◆ **What the task requires**
Reproduce all of the records exactly.

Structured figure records
** begin **
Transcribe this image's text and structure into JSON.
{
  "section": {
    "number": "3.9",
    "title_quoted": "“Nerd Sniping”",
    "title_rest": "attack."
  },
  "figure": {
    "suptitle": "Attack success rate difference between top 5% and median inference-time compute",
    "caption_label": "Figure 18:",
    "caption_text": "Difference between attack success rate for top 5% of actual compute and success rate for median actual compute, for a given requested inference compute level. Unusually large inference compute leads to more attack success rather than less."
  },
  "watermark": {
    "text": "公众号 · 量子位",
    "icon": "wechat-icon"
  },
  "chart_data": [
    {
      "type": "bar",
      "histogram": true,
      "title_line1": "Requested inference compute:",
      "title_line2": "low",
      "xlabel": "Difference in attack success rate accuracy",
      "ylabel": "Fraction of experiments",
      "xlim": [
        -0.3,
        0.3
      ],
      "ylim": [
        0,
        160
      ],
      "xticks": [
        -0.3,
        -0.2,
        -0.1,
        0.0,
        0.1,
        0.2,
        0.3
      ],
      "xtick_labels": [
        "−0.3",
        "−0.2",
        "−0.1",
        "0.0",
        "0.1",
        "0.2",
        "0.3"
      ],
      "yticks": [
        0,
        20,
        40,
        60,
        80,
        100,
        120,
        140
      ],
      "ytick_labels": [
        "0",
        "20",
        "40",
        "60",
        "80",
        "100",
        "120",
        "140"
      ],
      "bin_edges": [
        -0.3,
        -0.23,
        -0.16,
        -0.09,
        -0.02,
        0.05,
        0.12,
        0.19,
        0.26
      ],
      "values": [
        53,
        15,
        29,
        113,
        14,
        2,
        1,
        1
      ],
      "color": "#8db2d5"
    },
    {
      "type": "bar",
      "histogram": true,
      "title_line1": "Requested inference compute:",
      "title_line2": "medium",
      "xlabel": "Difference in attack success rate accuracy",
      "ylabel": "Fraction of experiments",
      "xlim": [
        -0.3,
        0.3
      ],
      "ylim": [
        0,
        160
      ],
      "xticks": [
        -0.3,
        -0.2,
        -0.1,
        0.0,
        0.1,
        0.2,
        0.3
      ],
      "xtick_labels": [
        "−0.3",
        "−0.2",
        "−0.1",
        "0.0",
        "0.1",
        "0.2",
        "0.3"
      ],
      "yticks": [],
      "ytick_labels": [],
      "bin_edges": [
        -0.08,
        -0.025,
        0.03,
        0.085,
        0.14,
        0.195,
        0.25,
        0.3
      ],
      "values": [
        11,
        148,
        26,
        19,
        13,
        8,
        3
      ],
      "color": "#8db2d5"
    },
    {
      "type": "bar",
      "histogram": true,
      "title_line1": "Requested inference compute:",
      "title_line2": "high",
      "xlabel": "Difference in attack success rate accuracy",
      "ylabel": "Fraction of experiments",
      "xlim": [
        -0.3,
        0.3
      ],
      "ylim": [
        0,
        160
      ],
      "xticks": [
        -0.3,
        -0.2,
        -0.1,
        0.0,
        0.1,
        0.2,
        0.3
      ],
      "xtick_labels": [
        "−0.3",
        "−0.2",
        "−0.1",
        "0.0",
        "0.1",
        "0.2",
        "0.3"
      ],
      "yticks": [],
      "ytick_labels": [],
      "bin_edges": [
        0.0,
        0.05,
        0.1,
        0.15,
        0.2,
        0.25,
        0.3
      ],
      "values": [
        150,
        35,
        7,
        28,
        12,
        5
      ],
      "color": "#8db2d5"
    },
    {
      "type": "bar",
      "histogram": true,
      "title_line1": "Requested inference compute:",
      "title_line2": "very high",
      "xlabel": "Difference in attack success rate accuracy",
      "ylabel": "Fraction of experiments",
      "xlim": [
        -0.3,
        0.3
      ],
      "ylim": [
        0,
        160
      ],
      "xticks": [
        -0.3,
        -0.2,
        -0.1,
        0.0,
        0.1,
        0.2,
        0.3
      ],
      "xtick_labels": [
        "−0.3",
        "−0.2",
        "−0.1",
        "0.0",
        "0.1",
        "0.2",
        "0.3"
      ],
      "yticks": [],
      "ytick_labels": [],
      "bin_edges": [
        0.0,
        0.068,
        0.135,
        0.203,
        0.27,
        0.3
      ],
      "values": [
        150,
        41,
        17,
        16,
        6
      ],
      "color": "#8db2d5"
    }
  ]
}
** end **
◆ **Result for this exercise**
Transcribe this image's text and structure into JSON.
{
  "section": {
    "number": "3.9",
    "title_quoted": "“Nerd Sniping”",
    "title_rest": "attack."
  },
  "figure": {
    "suptitle": "Attack success rate difference between top 5% and median inference-time compute",
    "caption_label": "Figure 18:",
    "caption_text": "Difference between attack success rate for top 5% of actual compute and success rate for median actual compute, for a given requested inference compute level. Unusually large inference compute leads to more attack success rather than less."
  },
  "watermark": {
    "text": "公众号 · 量子位",
    "icon": "wechat-icon"
  },
  "chart_data": [
    {
      "type": "bar",
      "histogram": true,
      "title_line1": "Requested inference compute:",
      "title_line2": "low",
      "xlabel": "Difference in attack success rate accuracy",
      "ylabel": "Fraction of experiments",
      "xlim": [
        -0.3,
        0.3
      ],
      "ylim": [
        0,
        160
      ],
      "xticks": [
        -0.3,
        -0.2,
        -0.1,
        0.0,
        0.1,
        0.2,
        0.3
      ],
      "xtick_labels": [
        "−0.3",
        "−0.2",
        "−0.1",
        "0.0",
        "0.1",
        "0.2",
        "0.3"
      ],
      "yticks": [
        0,
        20,
        40,
        60,
        80,
        100,
        120,
        140
      ],
      "ytick_labels": [
        "0",
        "20",
        "40",
        "60",
        "80",
        "100",
        "120",
        "140"
      ],
      "bin_edges": [
        -0.3,
        -0.23,
        -0.16,
        -0.09,
        -0.02,
        0.05,
        0.12,
        0.19,
        0.26
      ],
      "values": [
        53,
        15,
        29,
        113,
        14,
        2,
        1,
        1
      ],
      "color": "#8db2d5"
    },
    {
      "type": "bar",
      "histogram": true,
      "title_line1": "Requested inference compute:",
      "title_line2": "medium",
      "xlabel": "Difference in attack success rate accuracy",
      "ylabel": "Fraction of experiments",
      "xlim": [
        -0.3,
        0.3
      ],
      "ylim": [
        0,
        160
      ],
      "xticks": [
        -0.3,
        -0.2,
        -0.1,
        0.0,
        0.1,
        0.2,
        0.3
      ],
      "xtick_labels": [
        "−0.3",
        "−0.2",
        "−0.1",
        "0.0",
        "0.1",
        "0.2",
        "0.3"
      ],
      "yticks": [],
      "ytick_labels": [],
      "bin_edges": [
        -0.08,
        -0.025,
        0.03,
        0.085,
        0.14,
        0.195,
        0.25,
        0.3
      ],
      "values": [
        11,
        148,
        26,
        19,
        13,
        8,
        3
      ],
      "color": "#8db2d5"
    },
    {
      "type": "bar",
      "histogram": true,
      "title_line1": "Requested inference compute:",
      "title_line2": "high",
      "xlabel": "Difference in attack success rate accuracy",
      "ylabel": "Fraction of experiments",
      "xlim": [
        -0.3,
        0.3
      ],
      "ylim": [
        0,
        160
      ],
      "xticks": [
        -0.3,
        -0.2,
        -0.1,
        0.0,
        0.1,
        0.2,
        0.3
      ],
      "xtick_labels": [
        "−0.3",
        "−0.2",
        "−0.1",
        "0.0",
        "0.1",
        "0.2",
        "0.3"
      ],
      "yticks": [],
      "ytick_labels": [],
      "bin_edges": [
        0.0,
        0.05,
        0.1,
        0.15,
        0.2,
        0.25,
        0.3
      ],
      "values": [
        150,
        35,
        7,
        28,
        12,
        5
      ],
      "color": "#8db2d5"
    },
    {
      "type": "bar",
      "histogram": true,
      "title_line1": "Requested inference compute:",
      "title_line2": "very high",
      "xlabel": "Difference in attack success rate accuracy",
      "ylabel": "Fraction of experiments",
      "xlim": [
        -0.3,
        0.3
      ],
      "ylim": [
        0,
        160
      ],
      "xticks": [
        -0.3,
        -0.2,
        -0.1,
        0.0,
        0.1,
        0.2,
        0.3
      ],
      "xtick_labels": [
        "−0.3",
        "−0.2",
        "−0.1",
        "0.0",
        "0.1",
        "0.2",
        "0.3"
      ],
      "yticks": [],
      "ytick_labels": [],
      "bin_edges": [
        0.0,
        0.068,
        0.135,
        0.203,
        0.27,
        0.3
      ],
      "values": [
        150,
        41,
        17,
        16,
        6
      ],
      "color": "#8db2d5"
    }
  ]
}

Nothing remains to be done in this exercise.